### Records provided
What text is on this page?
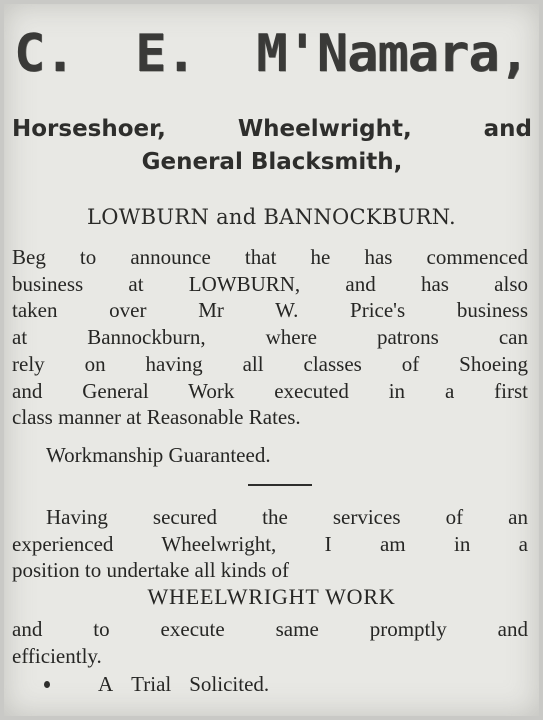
C. E. M'Namara,
Horseshoer,	Wheelwright,	and
General Blacksmith,
LOWBURN and BANNOCKBURN.
Beg to announce that he has commenced
business at LOWBURN, and has also
taken over Mr W. Price's business
at Bannockburn, where patrons can
rely on having all classes of Shoeing
and General Work executed in a first
class manner at Reasonable Rates.
Workmanship Guaranteed.
Having secured the services of an
experienced Wheelwright, I am in a
position to undertake all kinds of
WHEELWRIGHT WORK
and to execute same promptly and
efficiently.
A Trial Solicited.
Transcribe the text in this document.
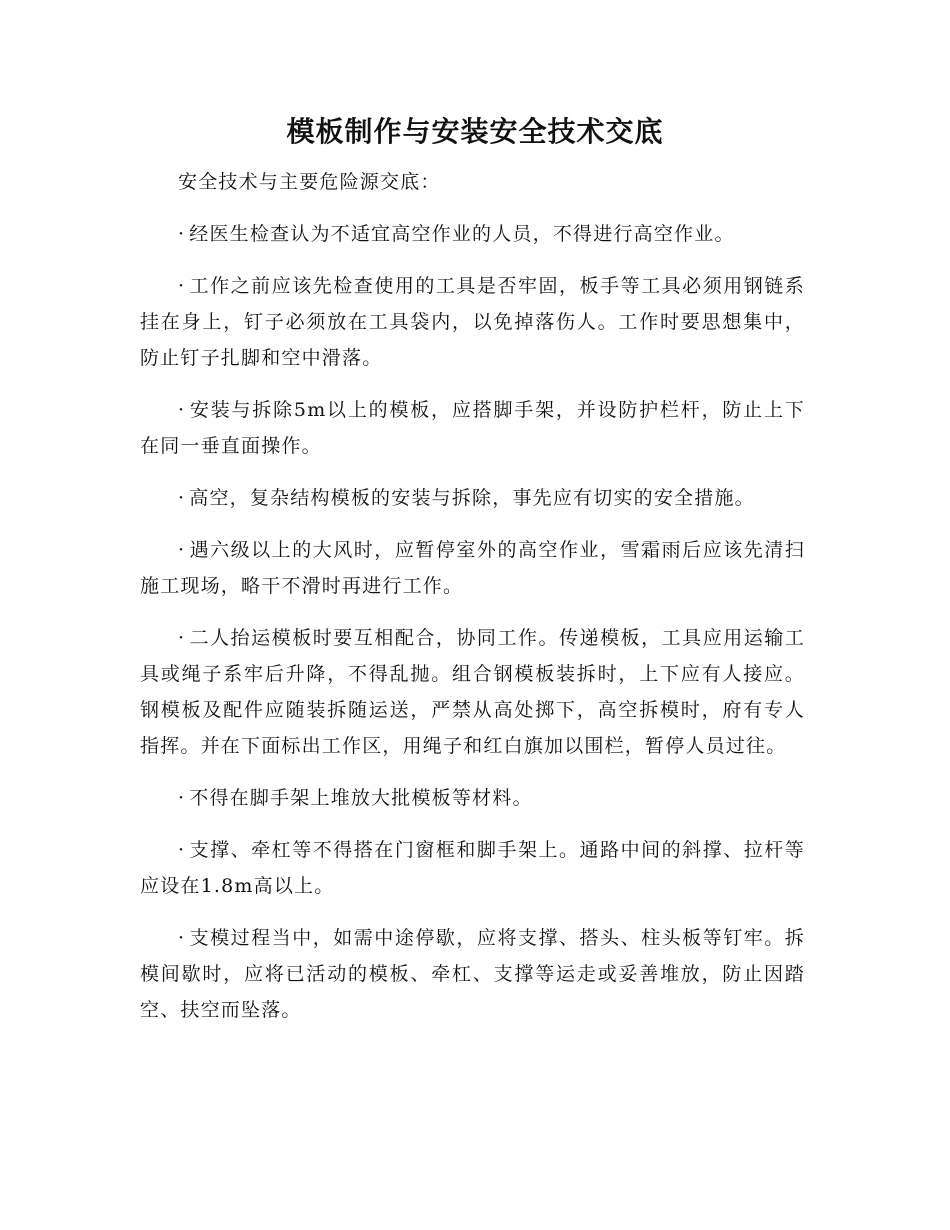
模板制作与安装安全技术交底

安全技术与主要危险源交底：

· 经医生检查认为不适宜高空作业的人员，不得进行高空作业。

· 工作之前应该先检查使用的工具是否牢固，板手等工具必须用钢链系挂在身上，钉子必须放在工具袋内，以免掉落伤人。工作时要思想集中，防止钉子扎脚和空中滑落。

· 安装与拆除5m以上的模板，应搭脚手架，并设防护栏杆，防止上下在同一垂直面操作。

· 高空，复杂结构模板的安装与拆除，事先应有切实的安全措施。

· 遇六级以上的大风时，应暂停室外的高空作业，雪霜雨后应该先清扫施工现场，略干不滑时再进行工作。

· 二人抬运模板时要互相配合，协同工作。传递模板，工具应用运输工具或绳子系牢后升降，不得乱抛。组合钢模板装拆时，上下应有人接应。钢模板及配件应随装拆随运送，严禁从高处掷下，高空拆模时，府有专人指挥。并在下面标出工作区，用绳子和红白旗加以围栏，暂停人员过往。

· 不得在脚手架上堆放大批模板等材料。

· 支撑、牵杠等不得搭在门窗框和脚手架上。通路中间的斜撑、拉杆等应设在1.8m高以上。

· 支模过程当中，如需中途停歇，应将支撑、搭头、柱头板等钉牢。拆模间歇时，应将已活动的模板、牵杠、支撑等运走或妥善堆放，防止因踏空、扶空而坠落。
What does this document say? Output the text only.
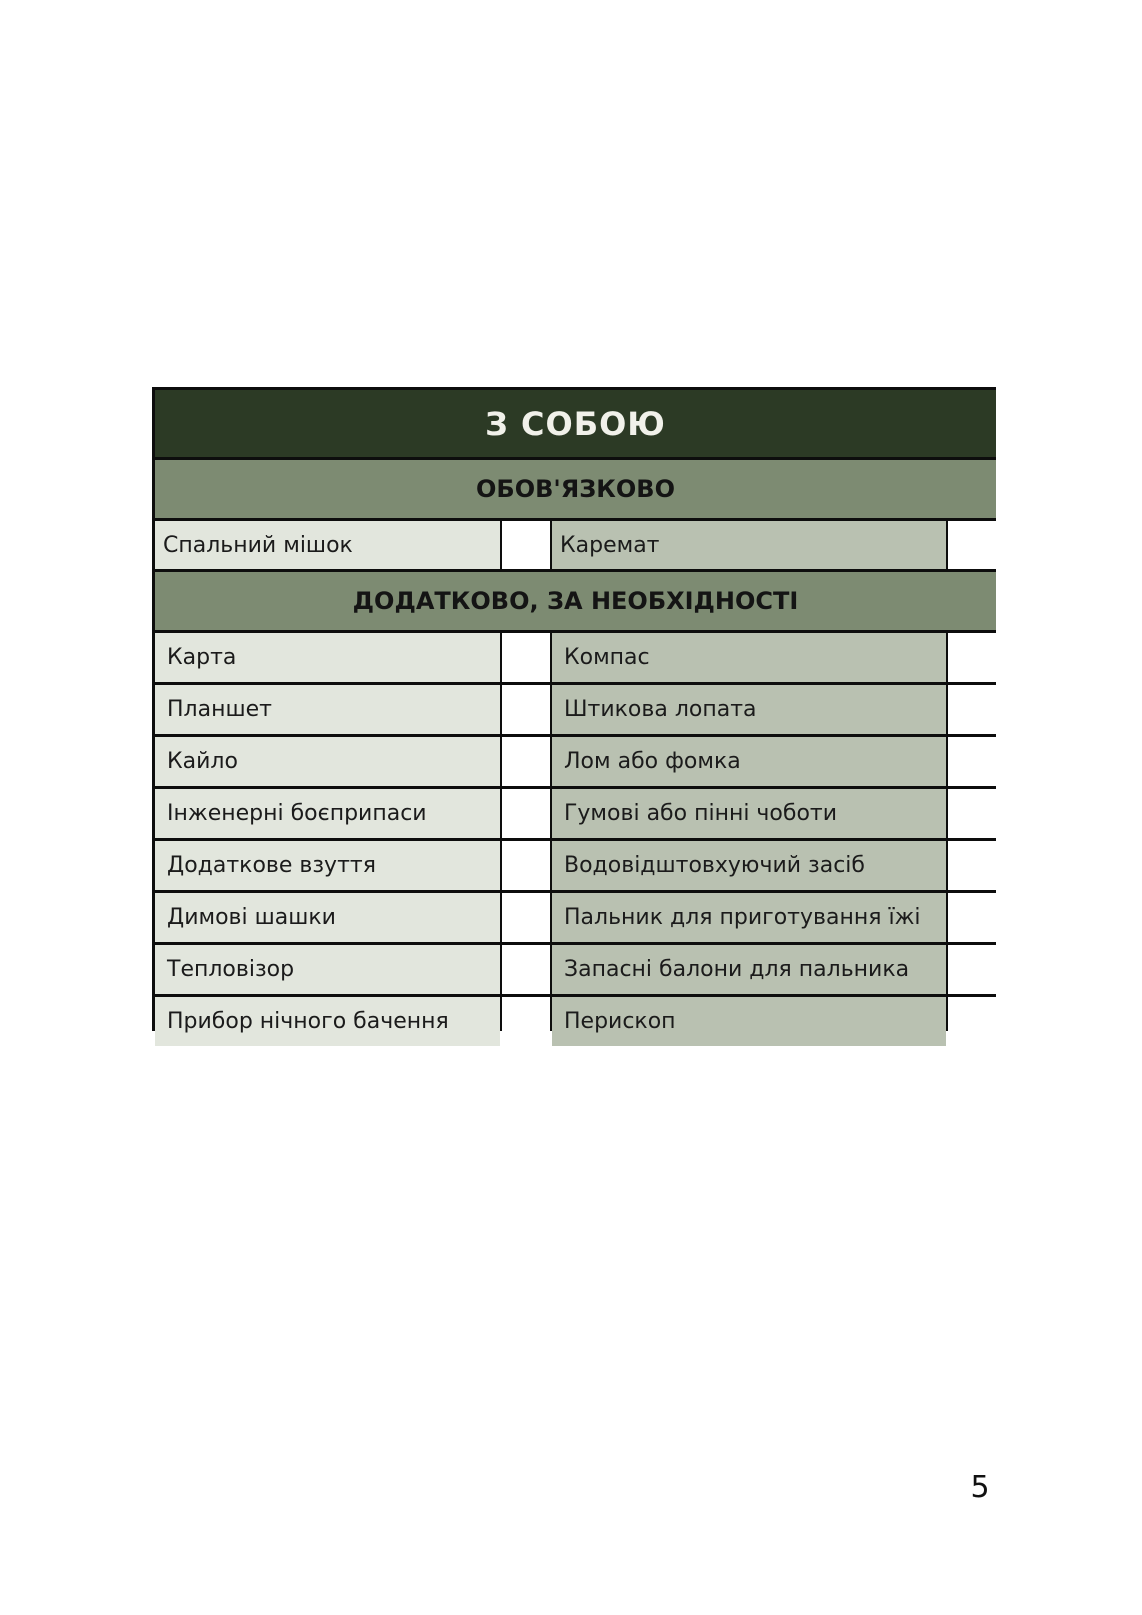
З СОБОЮ
ОБОВ'ЯЗКОВО
Спальний мішок	Каремат
ДОДАТКОВО, ЗА НЕОБХІДНОСТІ
Карта	Компас
Планшет	Штикова лопата
Кайло	Лом або фомка
Інженерні боєприпаси	Гумові або пінні чоботи
Додаткове взуття	Водовідштовхуючий засіб
Димові шашки	Пальник для приготування їжі
Тепловізор	Запасні балони для пальника
Прибор нічного бачення	Перископ
5
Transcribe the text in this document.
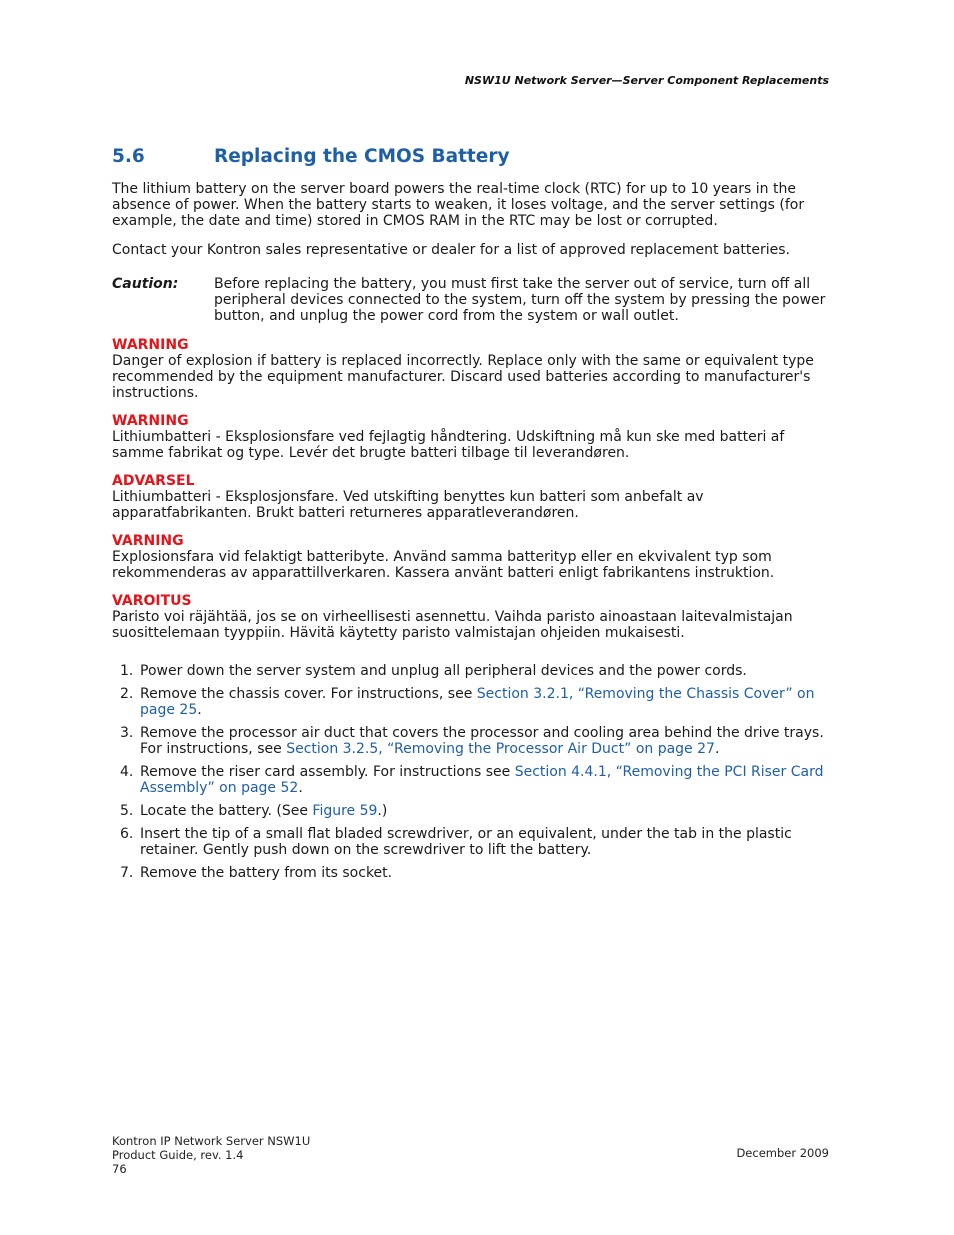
NSW1U Network Server—Server Component Replacements
5.6	Replacing the CMOS Battery

The lithium battery on the server board powers the real-time clock (RTC) for up to 10 years in the absence of power. When the battery starts to weaken, it loses voltage, and the server settings (for example, the date and time) stored in CMOS RAM in the RTC may be lost or corrupted.

Contact your Kontron sales representative or dealer for a list of approved replacement batteries.

Caution:	Before replacing the battery, you must first take the server out of service, turn off all peripheral devices connected to the system, turn off the system by pressing the power button, and unplug the power cord from the system or wall outlet.
WARNING

Danger of explosion if battery is replaced incorrectly. Replace only with the same or equivalent type recommended by the equipment manufacturer. Discard used batteries according to manufacturer's instructions.

WARNING

Lithiumbatteri - Eksplosionsfare ved fejlagtig håndtering. Udskiftning må kun ske med batteri af samme fabrikat og type. Levér det brugte batteri tilbage til leverandøren.

ADVARSEL

Lithiumbatteri - Eksplosjonsfare. Ved utskifting benyttes kun batteri som anbefalt av apparatfabrikanten. Brukt batteri returneres apparatleverandøren.

VARNING

Explosionsfara vid felaktigt batteribyte. Använd samma batterityp eller en ekvivalent typ som rekommenderas av apparattillverkaren. Kassera använt batteri enligt fabrikantens instruktion.

VAROITUS

Paristo voi räjähtää, jos se on virheellisesti asennettu. Vaihda paristo ainoastaan laitevalmistajan suosittelemaan tyyppiin. Hävitä käytetty paristo valmistajan ohjeiden mukaisesti.

1. Power down the server system and unplug all peripheral devices and the power cords.
2. Remove the chassis cover. For instructions, see Section 3.2.1, “Removing the Chassis Cover” on page 25.
3. Remove the processor air duct that covers the processor and cooling area behind the drive trays. For instructions, see Section 3.2.5, “Removing the Processor Air Duct” on page 27.
4. Remove the riser card assembly. For instructions see Section 4.4.1, “Removing the PCI Riser Card Assembly” on page 52.
5. Locate the battery. (See Figure 59.)
6. Insert the tip of a small flat bladed screwdriver, or an equivalent, under the tab in the plastic retainer. Gently push down on the screwdriver to lift the battery.
7. Remove the battery from its socket.
Kontron IP Network Server NSW1U
Product Guide, rev. 1.4
76
December 2009
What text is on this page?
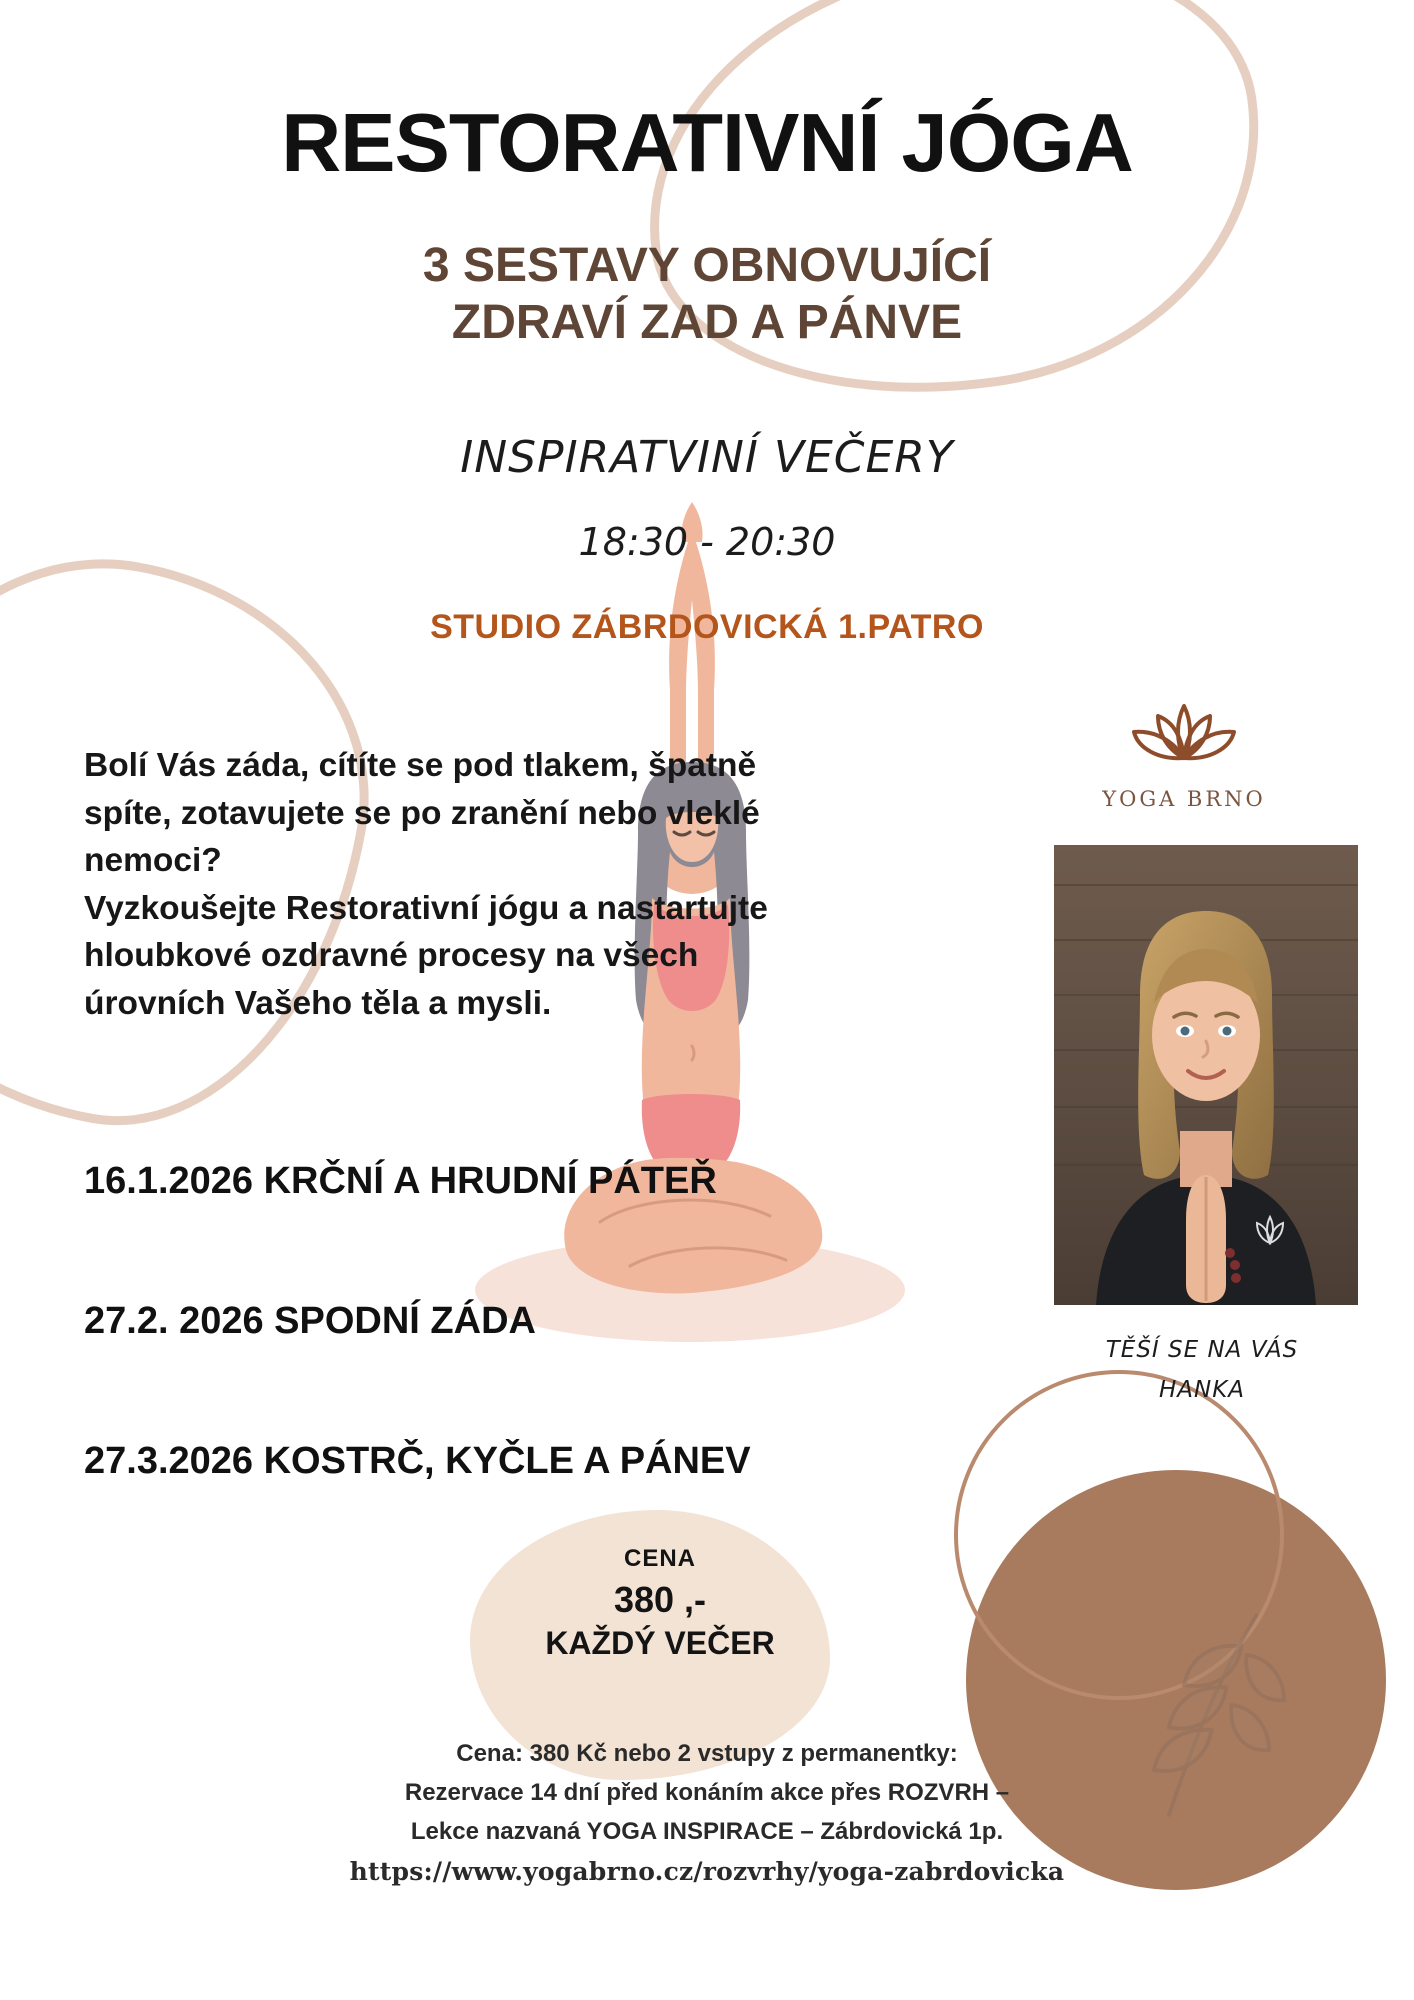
RESTORATIVNÍ JÓGA
3 SESTAVY OBNOVUJÍCÍ
ZDRAVÍ ZAD A PÁNVE
INSPIRATVINÍ VEČERY
18:30 - 20:30
STUDIO ZÁBRDOVICKÁ 1.PATRO
Bolí Vás záda, cítíte se pod tlakem, špatně
spíte, zotavujete se po zranění nebo vleklé
nemoci?
Vyzkoušejte Restorativní jógu a nastartujte
hloubkové ozdravné procesy na všech
úrovních Vašeho těla a mysli.
16.1.2026 KRČNÍ A HRUDNÍ PÁTEŘ
27.2. 2026 SPODNÍ ZÁDA
27.3.2026 KOSTRČ, KYČLE A PÁNEV
CENA
380 ,-
KAŽDÝ VEČER
YOGA BRNO
TĚŠÍ SE NA VÁS
HANKA
Cena: 380 Kč nebo 2 vstupy z permanentky:
Rezervace 14 dní před konáním akce přes ROZVRH –
Lekce nazvaná YOGA INSPIRACE – Zábrdovická 1p.
https://www.yogabrno.cz/rozvrhy/yoga-zabrdovicka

### Written exercise
Copy each line of the data above that holds "peripheral".

### Solution to the problem
Caution:	Before replacing the battery, you must first take the server out of service, turn off all peripheral devices connected to the system, turn off the system by pressing the power button, and unplug the power cord from the system or wall outlet.
1. Power down the server system and unplug all peripheral devices and the power cords.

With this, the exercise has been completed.